#### Given task
Transcribe the full listing below exactly.

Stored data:
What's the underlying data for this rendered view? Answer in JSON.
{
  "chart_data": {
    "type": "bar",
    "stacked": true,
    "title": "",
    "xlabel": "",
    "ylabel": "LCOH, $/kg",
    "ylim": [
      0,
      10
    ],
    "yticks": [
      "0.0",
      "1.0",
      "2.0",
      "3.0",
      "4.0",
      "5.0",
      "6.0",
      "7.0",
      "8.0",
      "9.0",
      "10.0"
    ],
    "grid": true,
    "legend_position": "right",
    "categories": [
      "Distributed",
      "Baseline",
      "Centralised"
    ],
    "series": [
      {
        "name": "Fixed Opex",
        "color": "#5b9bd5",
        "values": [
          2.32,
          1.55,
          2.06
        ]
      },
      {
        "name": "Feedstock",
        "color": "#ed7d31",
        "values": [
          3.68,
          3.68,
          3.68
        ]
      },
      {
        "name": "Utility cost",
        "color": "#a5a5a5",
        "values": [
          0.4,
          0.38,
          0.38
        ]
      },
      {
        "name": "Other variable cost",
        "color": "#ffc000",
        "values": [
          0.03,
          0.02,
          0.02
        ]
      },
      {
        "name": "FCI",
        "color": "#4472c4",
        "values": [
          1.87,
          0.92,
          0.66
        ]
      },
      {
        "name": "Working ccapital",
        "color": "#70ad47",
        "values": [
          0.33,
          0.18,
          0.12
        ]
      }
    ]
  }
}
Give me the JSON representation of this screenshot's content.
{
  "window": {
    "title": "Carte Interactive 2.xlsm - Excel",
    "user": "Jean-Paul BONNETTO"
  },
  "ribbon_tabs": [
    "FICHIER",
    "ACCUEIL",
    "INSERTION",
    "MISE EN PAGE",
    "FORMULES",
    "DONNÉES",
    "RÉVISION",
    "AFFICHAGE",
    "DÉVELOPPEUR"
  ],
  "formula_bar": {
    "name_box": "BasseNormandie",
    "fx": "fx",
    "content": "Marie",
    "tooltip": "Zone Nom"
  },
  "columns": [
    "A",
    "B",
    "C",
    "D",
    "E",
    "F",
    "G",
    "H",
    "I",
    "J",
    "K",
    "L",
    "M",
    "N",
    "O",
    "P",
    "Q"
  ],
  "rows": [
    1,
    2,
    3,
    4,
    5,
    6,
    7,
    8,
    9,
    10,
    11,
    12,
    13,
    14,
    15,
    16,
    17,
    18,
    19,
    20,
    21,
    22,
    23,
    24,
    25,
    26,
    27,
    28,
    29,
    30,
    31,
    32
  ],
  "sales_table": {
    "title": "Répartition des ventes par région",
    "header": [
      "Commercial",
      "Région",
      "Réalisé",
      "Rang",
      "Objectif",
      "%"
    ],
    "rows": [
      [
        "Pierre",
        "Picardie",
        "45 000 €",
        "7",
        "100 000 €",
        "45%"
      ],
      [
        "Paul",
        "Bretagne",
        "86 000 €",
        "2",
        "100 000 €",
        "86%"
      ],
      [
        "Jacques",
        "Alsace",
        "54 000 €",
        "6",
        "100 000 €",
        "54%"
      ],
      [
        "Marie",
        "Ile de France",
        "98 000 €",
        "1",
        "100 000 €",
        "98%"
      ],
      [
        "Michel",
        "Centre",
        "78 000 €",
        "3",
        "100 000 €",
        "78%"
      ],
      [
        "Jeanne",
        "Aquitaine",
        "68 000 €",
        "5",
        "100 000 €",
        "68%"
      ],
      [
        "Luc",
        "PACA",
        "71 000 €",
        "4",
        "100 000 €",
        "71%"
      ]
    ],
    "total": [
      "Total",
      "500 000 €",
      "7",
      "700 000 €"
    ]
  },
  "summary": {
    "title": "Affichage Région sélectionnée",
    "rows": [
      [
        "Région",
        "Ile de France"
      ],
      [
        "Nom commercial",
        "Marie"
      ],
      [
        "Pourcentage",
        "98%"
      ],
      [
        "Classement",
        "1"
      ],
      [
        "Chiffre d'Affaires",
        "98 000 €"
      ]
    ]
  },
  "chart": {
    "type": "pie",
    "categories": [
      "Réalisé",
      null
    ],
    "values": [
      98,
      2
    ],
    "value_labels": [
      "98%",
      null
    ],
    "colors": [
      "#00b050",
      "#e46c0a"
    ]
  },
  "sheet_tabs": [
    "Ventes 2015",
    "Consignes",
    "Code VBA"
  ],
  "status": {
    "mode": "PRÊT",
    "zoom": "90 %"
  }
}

#### Output of the task
What's the underlying data for this rendered view? Answer in JSON.
{
  "chart_data": {
    "type": "bar",
    "stacked": true,
    "title": "",
    "xlabel": "",
    "ylabel": "LCOH, $/kg",
    "ylim": [
      0,
      10
    ],
    "yticks": [
      "0.0",
      "1.0",
      "2.0",
      "3.0",
      "4.0",
      "5.0",
      "6.0",
      "7.0",
      "8.0",
      "9.0",
      "10.0"
    ],
    "grid": true,
    "legend_position": "right",
    "categories": [
      "Distributed",
      "Baseline",
      "Centralised"
    ],
    "series": [
      {
        "name": "Fixed Opex",
        "color": "#5b9bd5",
        "values": [
          2.32,
          1.55,
          2.06
        ]
      },
      {
        "name": "Feedstock",
        "color": "#ed7d31",
        "values": [
          3.68,
          3.68,
          3.68
        ]
      },
      {
        "name": "Utility cost",
        "color": "#a5a5a5",
        "values": [
          0.4,
          0.38,
          0.38
        ]
      },
      {
        "name": "Other variable cost",
        "color": "#ffc000",
        "values": [
          0.03,
          0.02,
          0.02
        ]
      },
      {
        "name": "FCI",
        "color": "#4472c4",
        "values": [
          1.87,
          0.92,
          0.66
        ]
      },
      {
        "name": "Working ccapital",
        "color": "#70ad47",
        "values": [
          0.33,
          0.18,
          0.12
        ]
      }
    ]
  }
}
Give me the JSON representation of this screenshot's content.
{
  "window": {
    "title": "Carte Interactive 2.xlsm - Excel",
    "user": "Jean-Paul BONNETTO"
  },
  "ribbon_tabs": [
    "FICHIER",
    "ACCUEIL",
    "INSERTION",
    "MISE EN PAGE",
    "FORMULES",
    "DONNÉES",
    "RÉVISION",
    "AFFICHAGE",
    "DÉVELOPPEUR"
  ],
  "formula_bar": {
    "name_box": "BasseNormandie",
    "fx": "fx",
    "content": "Marie",
    "tooltip": "Zone Nom"
  },
  "columns": [
    "A",
    "B",
    "C",
    "D",
    "E",
    "F",
    "G",
    "H",
    "I",
    "J",
    "K",
    "L",
    "M",
    "N",
    "O",
    "P",
    "Q"
  ],
  "rows": [
    1,
    2,
    3,
    4,
    5,
    6,
    7,
    8,
    9,
    10,
    11,
    12,
    13,
    14,
    15,
    16,
    17,
    18,
    19,
    20,
    21,
    22,
    23,
    24,
    25,
    26,
    27,
    28,
    29,
    30,
    31,
    32
  ],
  "sales_table": {
    "title": "Répartition des ventes par région",
    "header": [
      "Commercial",
      "Région",
      "Réalisé",
      "Rang",
      "Objectif",
      "%"
    ],
    "rows": [
      [
        "Pierre",
        "Picardie",
        "45 000 €",
        "7",
        "100 000 €",
        "45%"
      ],
      [
        "Paul",
        "Bretagne",
        "86 000 €",
        "2",
        "100 000 €",
        "86%"
      ],
      [
        "Jacques",
        "Alsace",
        "54 000 €",
        "6",
        "100 000 €",
        "54%"
      ],
      [
        "Marie",
        "Ile de France",
        "98 000 €",
        "1",
        "100 000 €",
        "98%"
      ],
      [
        "Michel",
        "Centre",
        "78 000 €",
        "3",
        "100 000 €",
        "78%"
      ],
      [
        "Jeanne",
        "Aquitaine",
        "68 000 €",
        "5",
        "100 000 €",
        "68%"
      ],
      [
        "Luc",
        "PACA",
        "71 000 €",
        "4",
        "100 000 €",
        "71%"
      ]
    ],
    "total": [
      "Total",
      "500 000 €",
      "7",
      "700 000 €"
    ]
  },
  "summary": {
    "title": "Affichage Région sélectionnée",
    "rows": [
      [
        "Région",
        "Ile de France"
      ],
      [
        "Nom commercial",
        "Marie"
      ],
      [
        "Pourcentage",
        "98%"
      ],
      [
        "Classement",
        "1"
      ],
      [
        "Chiffre d'Affaires",
        "98 000 €"
      ]
    ]
  },
  "chart": {
    "type": "pie",
    "categories": [
      "Réalisé",
      null
    ],
    "values": [
      98,
      2
    ],
    "value_labels": [
      "98%",
      null
    ],
    "colors": [
      "#00b050",
      "#e46c0a"
    ]
  },
  "sheet_tabs": [
    "Ventes 2015",
    "Consignes",
    "Code VBA"
  ],
  "status": {
    "mode": "PRÊT",
    "zoom": "90 %"
  }
}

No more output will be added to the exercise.